--- Objective ---
Copy the data exactly; pictures stay out of the copy.

start Data lines

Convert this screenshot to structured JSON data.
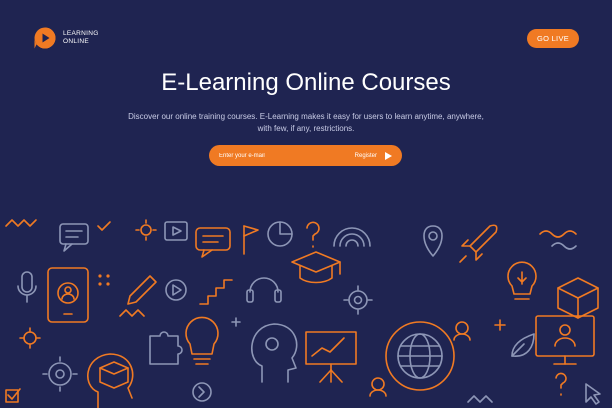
{
  "header": {
    "logo_line1": "LEARNING",
    "logo_line2": "ONLINE",
    "go_live_label": "GO LIVE"
  },
  "hero": {
    "title": "E-Learning Online Courses",
    "description": "Discover our online training courses. E-Learning makes it easy for users to learn anytime, anywhere, with few, if any, restrictions."
  },
  "signup": {
    "email_placeholder": "Enter your e-mail",
    "register_label": "Register"
  },
  "colors": {
    "background": "#1f2451",
    "accent": "#f07a23",
    "line_art_secondary": "#8d96b6"
  },
  "icons": [
    "play-logo-icon",
    "speech-bubble-icon",
    "tablet-icon",
    "microphone-icon",
    "pencil-icon",
    "lightbulb-icon",
    "head-icon",
    "open-box-icon",
    "gear-icon",
    "headphones-icon",
    "graduation-cap-icon",
    "wifi-icon",
    "location-pin-icon",
    "rocket-icon",
    "globe-icon",
    "presentation-board-icon",
    "monitor-icon",
    "pie-chart-icon",
    "puzzle-icon",
    "question-mark-icon",
    "magnifier-icon",
    "trophy-icon",
    "checkmark-icon",
    "certificate-icon",
    "envelope-icon"
  ]
}
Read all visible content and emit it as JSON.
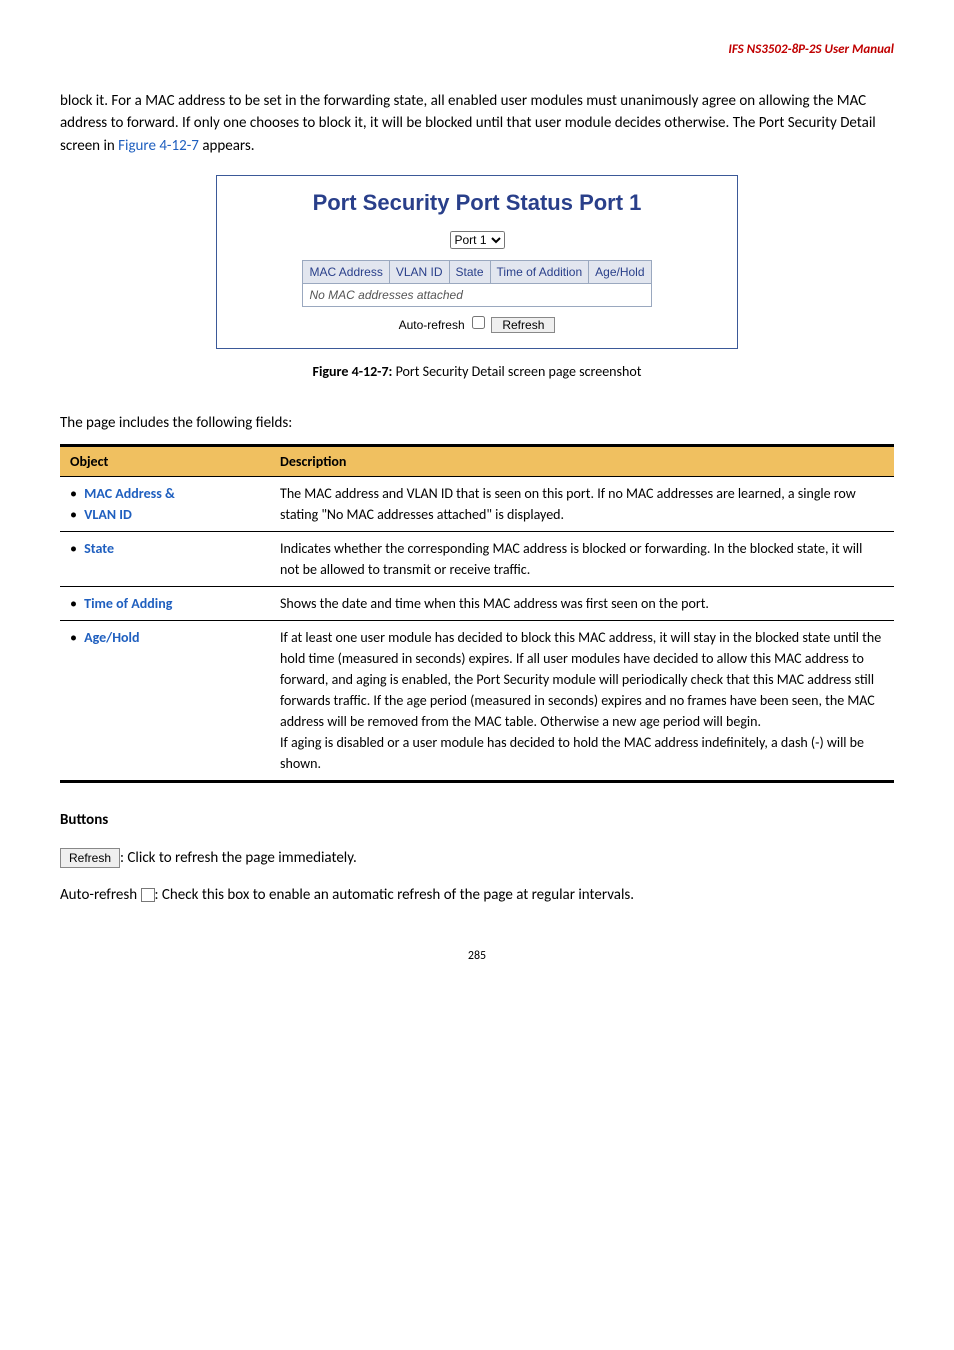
{
  "header": {
    "title": "IFS NS3502-8P-2S  User  Manual"
  },
  "intro": {
    "text_before_link": "block it. For a MAC address to be set in the forwarding state, all enabled user modules must unanimously agree on allowing the MAC address to forward. If only one chooses to block it, it will be blocked until that user module decides otherwise. The Port Security Detail screen in ",
    "link_text": "Figure 4-12-7",
    "text_after_link": " appears."
  },
  "figure": {
    "title": "Port Security Port Status  Port 1",
    "port_select_value": "Port 1",
    "columns": [
      "MAC Address",
      "VLAN ID",
      "State",
      "Time of Addition",
      "Age/Hold"
    ],
    "empty_row": "No MAC addresses attached",
    "auto_refresh_label": "Auto-refresh",
    "refresh_label": "Refresh"
  },
  "figure_caption": {
    "bold": "Figure 4-12-7:",
    "rest": " Port Security Detail screen page screenshot"
  },
  "table_lead": "The page includes the following fields:",
  "desc_table": {
    "head": {
      "object": "Object",
      "description": "Description"
    },
    "rows": [
      {
        "object_lines": [
          "MAC Address &",
          "VLAN ID"
        ],
        "description": "The MAC address and VLAN ID that is seen on this port. If no MAC addresses are learned, a single row stating \"No MAC addresses attached\" is displayed."
      },
      {
        "object_lines": [
          "State"
        ],
        "description": "Indicates whether the corresponding MAC address is blocked or forwarding. In the blocked state, it will not be allowed to transmit or receive traffic."
      },
      {
        "object_lines": [
          "Time of Adding"
        ],
        "description": "Shows the date and time when this MAC address was first seen on the port."
      },
      {
        "object_lines": [
          "Age/Hold"
        ],
        "description": "If at least one user module has decided to block this MAC address, it will stay in the blocked state until the hold time (measured in seconds) expires. If all user modules have decided to allow this MAC address to forward, and aging is enabled, the Port Security module will periodically check that this MAC address still forwards traffic. If the age period (measured in seconds) expires and no frames have been seen, the MAC address will be removed from the MAC table. Otherwise a new age period will begin.\nIf aging is disabled or a user module has decided to hold the MAC address indefinitely, a dash (-) will be shown."
      }
    ]
  },
  "buttons_section": {
    "heading": "Buttons",
    "refresh_btn": "Refresh",
    "refresh_text": ": Click to refresh the page immediately.",
    "autorefresh_prefix": "Auto-refresh ",
    "autorefresh_text": ": Check this box to enable an automatic refresh of the page at regular intervals."
  },
  "page_number": "285"
}
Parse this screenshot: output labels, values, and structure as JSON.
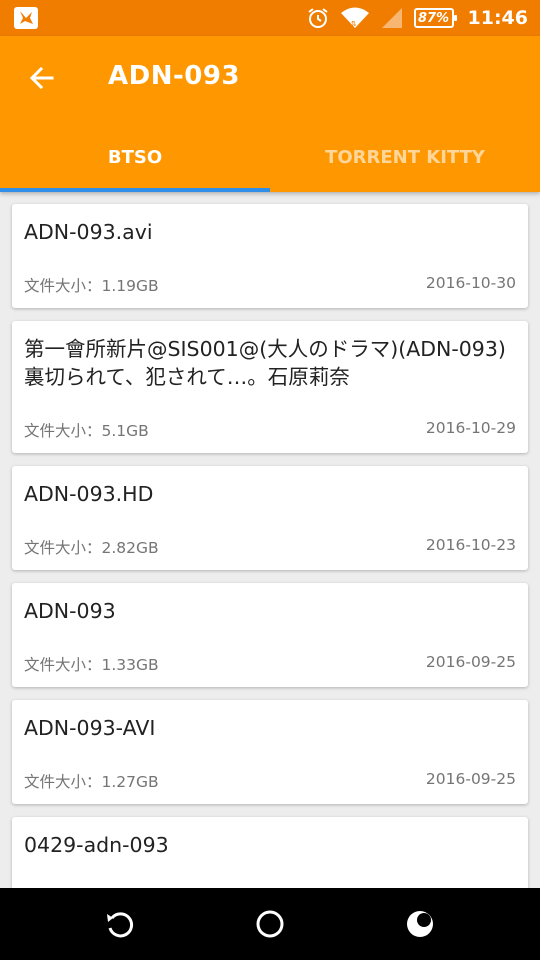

end Data lines

--- Right answer ---
Convert this screenshot to structured JSON data.
{
  "header": {
    "logo_line1": "LEARNING",
    "logo_line2": "ONLINE",
    "go_live_label": "GO LIVE"
  },
  "hero": {
    "title": "E-Learning Online Courses",
    "description": "Discover our online training courses. E-Learning makes it easy for users to learn anytime, anywhere, with few, if any, restrictions."
  },
  "signup": {
    "email_placeholder": "Enter your e-mail",
    "register_label": "Register"
  },
  "colors": {
    "background": "#1f2451",
    "accent": "#f07a23",
    "line_art_secondary": "#8d96b6"
  },
  "icons": [
    "play-logo-icon",
    "speech-bubble-icon",
    "tablet-icon",
    "microphone-icon",
    "pencil-icon",
    "lightbulb-icon",
    "head-icon",
    "open-box-icon",
    "gear-icon",
    "headphones-icon",
    "graduation-cap-icon",
    "wifi-icon",
    "location-pin-icon",
    "rocket-icon",
    "globe-icon",
    "presentation-board-icon",
    "monitor-icon",
    "pie-chart-icon",
    "puzzle-icon",
    "question-mark-icon",
    "magnifier-icon",
    "trophy-icon",
    "checkmark-icon",
    "certificate-icon",
    "envelope-icon"
  ]
}
Read all visible content and emit it as JSON.
{
  "header": {
    "title": "IFS NS3502-8P-2S  User  Manual"
  },
  "intro": {
    "text_before_link": "block it. For a MAC address to be set in the forwarding state, all enabled user modules must unanimously agree on allowing the MAC address to forward. If only one chooses to block it, it will be blocked until that user module decides otherwise. The Port Security Detail screen in ",
    "link_text": "Figure 4-12-7",
    "text_after_link": " appears."
  },
  "figure": {
    "title": "Port Security Port Status  Port 1",
    "port_select_value": "Port 1",
    "columns": [
      "MAC Address",
      "VLAN ID",
      "State",
      "Time of Addition",
      "Age/Hold"
    ],
    "empty_row": "No MAC addresses attached",
    "auto_refresh_label": "Auto-refresh",
    "refresh_label": "Refresh"
  },
  "figure_caption": {
    "bold": "Figure 4-12-7:",
    "rest": " Port Security Detail screen page screenshot"
  },
  "table_lead": "The page includes the following fields:",
  "desc_table": {
    "head": {
      "object": "Object",
      "description": "Description"
    },
    "rows": [
      {
        "object_lines": [
          "MAC Address &",
          "VLAN ID"
        ],
        "description": "The MAC address and VLAN ID that is seen on this port. If no MAC addresses are learned, a single row stating \"No MAC addresses attached\" is displayed."
      },
      {
        "object_lines": [
          "State"
        ],
        "description": "Indicates whether the corresponding MAC address is blocked or forwarding. In the blocked state, it will not be allowed to transmit or receive traffic."
      },
      {
        "object_lines": [
          "Time of Adding"
        ],
        "description": "Shows the date and time when this MAC address was first seen on the port."
      },
      {
        "object_lines": [
          "Age/Hold"
        ],
        "description": "If at least one user module has decided to block this MAC address, it will stay in the blocked state until the hold time (measured in seconds) expires. If all user modules have decided to allow this MAC address to forward, and aging is enabled, the Port Security module will periodically check that this MAC address still forwards traffic. If the age period (measured in seconds) expires and no frames have been seen, the MAC address will be removed from the MAC table. Otherwise a new age period will begin.\nIf aging is disabled or a user module has decided to hold the MAC address indefinitely, a dash (-) will be shown."
      }
    ]
  },
  "buttons_section": {
    "heading": "Buttons",
    "refresh_btn": "Refresh",
    "refresh_text": ": Click to refresh the page immediately.",
    "autorefresh_prefix": "Auto-refresh ",
    "autorefresh_text": ": Check this box to enable an automatic refresh of the page at regular intervals."
  },
  "page_number": "285"
}
Parse this screenshot: output labels, values, and structure as JSON.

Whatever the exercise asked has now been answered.